_STATED PROBLEM_
Please give the data below again in full, exactly as it stands.

_DATA SUPPLIED_

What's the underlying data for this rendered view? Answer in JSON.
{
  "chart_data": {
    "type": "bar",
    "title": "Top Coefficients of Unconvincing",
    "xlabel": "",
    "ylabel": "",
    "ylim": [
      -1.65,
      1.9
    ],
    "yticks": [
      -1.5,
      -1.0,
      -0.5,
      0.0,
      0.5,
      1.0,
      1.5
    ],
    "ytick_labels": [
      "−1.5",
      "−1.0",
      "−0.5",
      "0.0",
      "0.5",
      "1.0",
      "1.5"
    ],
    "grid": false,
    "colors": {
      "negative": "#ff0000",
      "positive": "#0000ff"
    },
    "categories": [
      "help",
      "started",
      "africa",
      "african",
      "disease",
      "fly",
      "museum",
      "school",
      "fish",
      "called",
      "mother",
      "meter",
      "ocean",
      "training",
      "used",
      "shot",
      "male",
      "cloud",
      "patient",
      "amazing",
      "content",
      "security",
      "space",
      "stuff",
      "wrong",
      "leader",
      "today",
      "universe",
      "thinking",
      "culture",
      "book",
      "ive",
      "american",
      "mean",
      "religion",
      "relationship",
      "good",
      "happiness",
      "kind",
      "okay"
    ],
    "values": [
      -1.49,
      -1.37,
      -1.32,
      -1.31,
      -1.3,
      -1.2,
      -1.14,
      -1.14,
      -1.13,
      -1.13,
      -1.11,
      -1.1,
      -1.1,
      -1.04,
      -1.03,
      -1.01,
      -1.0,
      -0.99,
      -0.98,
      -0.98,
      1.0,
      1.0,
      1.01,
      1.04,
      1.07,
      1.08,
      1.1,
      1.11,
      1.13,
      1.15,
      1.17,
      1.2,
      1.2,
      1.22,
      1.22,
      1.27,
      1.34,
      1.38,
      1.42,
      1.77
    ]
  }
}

_ANSWER FOR THE TASK_
What's the underlying data for this rendered view? Answer in JSON.
{
  "chart_data": {
    "type": "bar",
    "title": "Top Coefficients of Unconvincing",
    "xlabel": "",
    "ylabel": "",
    "ylim": [
      -1.65,
      1.9
    ],
    "yticks": [
      -1.5,
      -1.0,
      -0.5,
      0.0,
      0.5,
      1.0,
      1.5
    ],
    "ytick_labels": [
      "−1.5",
      "−1.0",
      "−0.5",
      "0.0",
      "0.5",
      "1.0",
      "1.5"
    ],
    "grid": false,
    "colors": {
      "negative": "#ff0000",
      "positive": "#0000ff"
    },
    "categories": [
      "help",
      "started",
      "africa",
      "african",
      "disease",
      "fly",
      "museum",
      "school",
      "fish",
      "called",
      "mother",
      "meter",
      "ocean",
      "training",
      "used",
      "shot",
      "male",
      "cloud",
      "patient",
      "amazing",
      "content",
      "security",
      "space",
      "stuff",
      "wrong",
      "leader",
      "today",
      "universe",
      "thinking",
      "culture",
      "book",
      "ive",
      "american",
      "mean",
      "religion",
      "relationship",
      "good",
      "happiness",
      "kind",
      "okay"
    ],
    "values": [
      -1.49,
      -1.37,
      -1.32,
      -1.31,
      -1.3,
      -1.2,
      -1.14,
      -1.14,
      -1.13,
      -1.13,
      -1.11,
      -1.1,
      -1.1,
      -1.04,
      -1.03,
      -1.01,
      -1.0,
      -0.99,
      -0.98,
      -0.98,
      1.0,
      1.0,
      1.01,
      1.04,
      1.07,
      1.08,
      1.1,
      1.11,
      1.13,
      1.15,
      1.17,
      1.2,
      1.2,
      1.22,
      1.22,
      1.27,
      1.34,
      1.38,
      1.42,
      1.77
    ]
  }
}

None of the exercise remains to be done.